* _GIVEN EXERCISE_
From the entries provided below, copy each line that contains the word "TRAN".
>>
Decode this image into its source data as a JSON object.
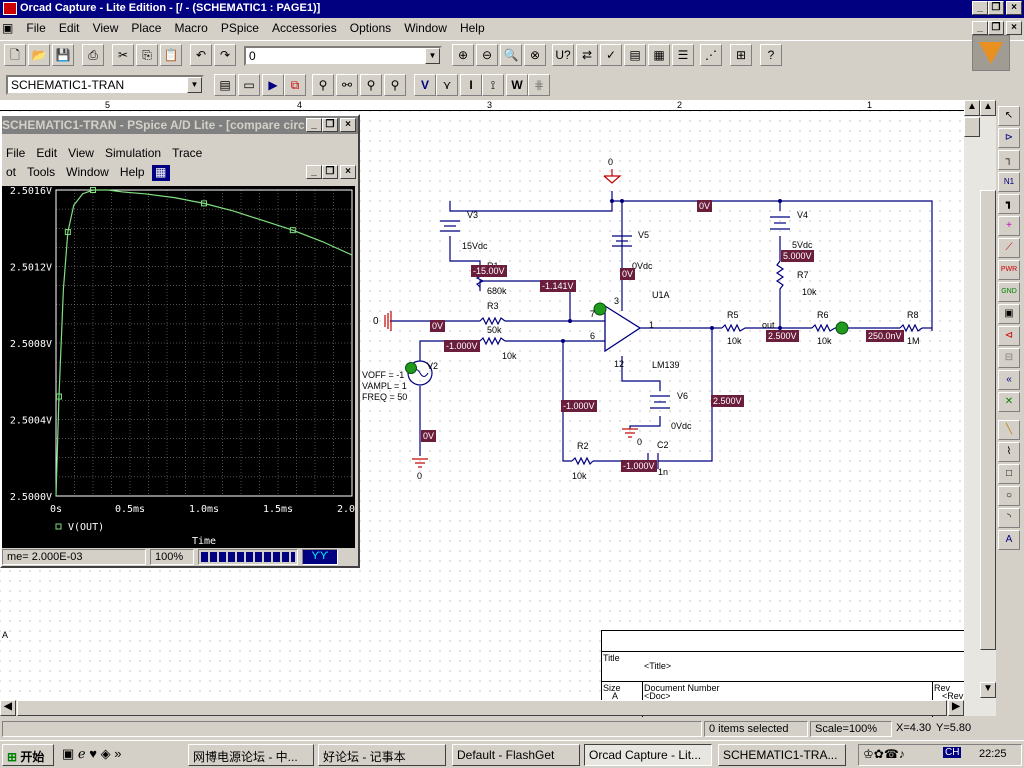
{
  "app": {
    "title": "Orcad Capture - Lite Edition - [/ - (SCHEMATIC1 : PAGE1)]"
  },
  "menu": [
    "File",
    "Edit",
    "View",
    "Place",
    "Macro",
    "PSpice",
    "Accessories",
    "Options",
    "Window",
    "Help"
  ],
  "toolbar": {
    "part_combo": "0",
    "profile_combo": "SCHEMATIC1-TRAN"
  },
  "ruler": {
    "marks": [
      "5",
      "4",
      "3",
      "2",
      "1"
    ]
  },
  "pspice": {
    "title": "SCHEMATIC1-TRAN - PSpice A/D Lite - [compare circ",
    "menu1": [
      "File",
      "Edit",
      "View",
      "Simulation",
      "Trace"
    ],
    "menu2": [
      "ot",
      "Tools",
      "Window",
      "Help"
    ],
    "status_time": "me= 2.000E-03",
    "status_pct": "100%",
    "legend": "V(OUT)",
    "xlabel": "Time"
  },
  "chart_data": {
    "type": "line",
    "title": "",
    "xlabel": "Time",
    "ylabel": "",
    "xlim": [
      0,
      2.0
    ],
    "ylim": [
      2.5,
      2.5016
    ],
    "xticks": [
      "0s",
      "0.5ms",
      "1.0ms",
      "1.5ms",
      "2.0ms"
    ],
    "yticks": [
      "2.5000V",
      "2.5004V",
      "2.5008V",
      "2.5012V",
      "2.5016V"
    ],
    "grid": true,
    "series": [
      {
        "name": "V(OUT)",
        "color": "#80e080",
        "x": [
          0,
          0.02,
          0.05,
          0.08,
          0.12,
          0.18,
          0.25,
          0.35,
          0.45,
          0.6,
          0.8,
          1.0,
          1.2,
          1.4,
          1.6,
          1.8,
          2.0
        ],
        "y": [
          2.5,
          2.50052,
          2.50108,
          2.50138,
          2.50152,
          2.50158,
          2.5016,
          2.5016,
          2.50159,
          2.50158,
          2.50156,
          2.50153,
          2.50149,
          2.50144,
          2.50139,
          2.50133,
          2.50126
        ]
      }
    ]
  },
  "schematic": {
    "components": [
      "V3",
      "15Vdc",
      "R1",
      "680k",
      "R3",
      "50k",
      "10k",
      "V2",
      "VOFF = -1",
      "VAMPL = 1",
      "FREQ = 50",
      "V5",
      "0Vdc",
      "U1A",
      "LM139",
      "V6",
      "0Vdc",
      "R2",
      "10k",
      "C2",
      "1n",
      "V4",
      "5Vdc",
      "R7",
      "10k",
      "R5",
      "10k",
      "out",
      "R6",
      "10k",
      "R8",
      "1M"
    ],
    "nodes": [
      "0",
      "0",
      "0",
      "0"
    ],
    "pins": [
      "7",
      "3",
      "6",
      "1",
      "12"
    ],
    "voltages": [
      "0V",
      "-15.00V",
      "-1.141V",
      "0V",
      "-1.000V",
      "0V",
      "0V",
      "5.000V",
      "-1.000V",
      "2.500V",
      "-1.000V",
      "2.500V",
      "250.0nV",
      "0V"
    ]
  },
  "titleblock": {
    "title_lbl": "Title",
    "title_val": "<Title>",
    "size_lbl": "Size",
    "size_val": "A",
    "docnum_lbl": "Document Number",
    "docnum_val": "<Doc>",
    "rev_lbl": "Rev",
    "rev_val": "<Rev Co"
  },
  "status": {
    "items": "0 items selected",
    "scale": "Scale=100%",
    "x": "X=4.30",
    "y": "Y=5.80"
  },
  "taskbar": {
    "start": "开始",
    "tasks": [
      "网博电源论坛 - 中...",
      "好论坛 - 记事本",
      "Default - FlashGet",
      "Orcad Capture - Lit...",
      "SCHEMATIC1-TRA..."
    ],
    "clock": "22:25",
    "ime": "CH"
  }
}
<<
>>
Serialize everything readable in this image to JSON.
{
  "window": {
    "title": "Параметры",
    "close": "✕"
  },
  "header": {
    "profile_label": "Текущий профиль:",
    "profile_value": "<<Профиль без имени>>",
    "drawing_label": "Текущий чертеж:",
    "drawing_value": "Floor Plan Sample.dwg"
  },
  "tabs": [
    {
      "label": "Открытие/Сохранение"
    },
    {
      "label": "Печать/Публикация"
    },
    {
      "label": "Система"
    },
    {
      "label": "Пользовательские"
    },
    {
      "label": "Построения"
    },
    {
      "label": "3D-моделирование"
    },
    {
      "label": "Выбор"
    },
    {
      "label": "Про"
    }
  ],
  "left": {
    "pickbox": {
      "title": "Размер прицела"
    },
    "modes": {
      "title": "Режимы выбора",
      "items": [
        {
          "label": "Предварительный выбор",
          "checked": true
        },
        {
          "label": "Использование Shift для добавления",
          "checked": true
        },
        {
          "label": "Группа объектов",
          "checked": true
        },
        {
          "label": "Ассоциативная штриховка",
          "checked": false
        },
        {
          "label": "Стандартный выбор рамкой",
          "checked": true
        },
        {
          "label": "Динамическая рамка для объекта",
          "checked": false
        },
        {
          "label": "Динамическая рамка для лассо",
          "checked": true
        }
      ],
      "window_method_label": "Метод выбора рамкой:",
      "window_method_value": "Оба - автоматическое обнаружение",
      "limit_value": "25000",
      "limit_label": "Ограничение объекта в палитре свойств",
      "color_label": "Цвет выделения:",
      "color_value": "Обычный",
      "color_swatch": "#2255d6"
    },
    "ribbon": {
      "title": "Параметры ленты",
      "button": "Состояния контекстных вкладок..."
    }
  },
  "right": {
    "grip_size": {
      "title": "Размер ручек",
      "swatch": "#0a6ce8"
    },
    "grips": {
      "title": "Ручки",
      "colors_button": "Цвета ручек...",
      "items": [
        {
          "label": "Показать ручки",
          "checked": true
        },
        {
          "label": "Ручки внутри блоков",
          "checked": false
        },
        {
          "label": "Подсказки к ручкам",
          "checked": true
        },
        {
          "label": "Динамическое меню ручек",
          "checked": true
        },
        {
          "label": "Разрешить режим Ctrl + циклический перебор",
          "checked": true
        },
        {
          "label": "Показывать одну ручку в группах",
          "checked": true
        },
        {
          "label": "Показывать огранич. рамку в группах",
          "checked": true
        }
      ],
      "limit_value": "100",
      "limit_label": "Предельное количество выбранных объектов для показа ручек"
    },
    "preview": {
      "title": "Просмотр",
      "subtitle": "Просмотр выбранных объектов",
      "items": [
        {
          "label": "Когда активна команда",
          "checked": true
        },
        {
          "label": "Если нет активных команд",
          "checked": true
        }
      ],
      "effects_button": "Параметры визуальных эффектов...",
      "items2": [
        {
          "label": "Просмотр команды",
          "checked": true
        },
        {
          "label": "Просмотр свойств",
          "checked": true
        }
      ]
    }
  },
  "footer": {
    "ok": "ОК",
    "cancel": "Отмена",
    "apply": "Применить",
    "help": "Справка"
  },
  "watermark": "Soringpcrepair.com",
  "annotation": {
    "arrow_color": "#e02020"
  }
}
<<
* _RESPONSE BELOW_
    "profile_combo": "SCHEMATIC1-TRAN"
    "title": "SCHEMATIC1-TRAN - PSpice A/D Lite - [compare circ",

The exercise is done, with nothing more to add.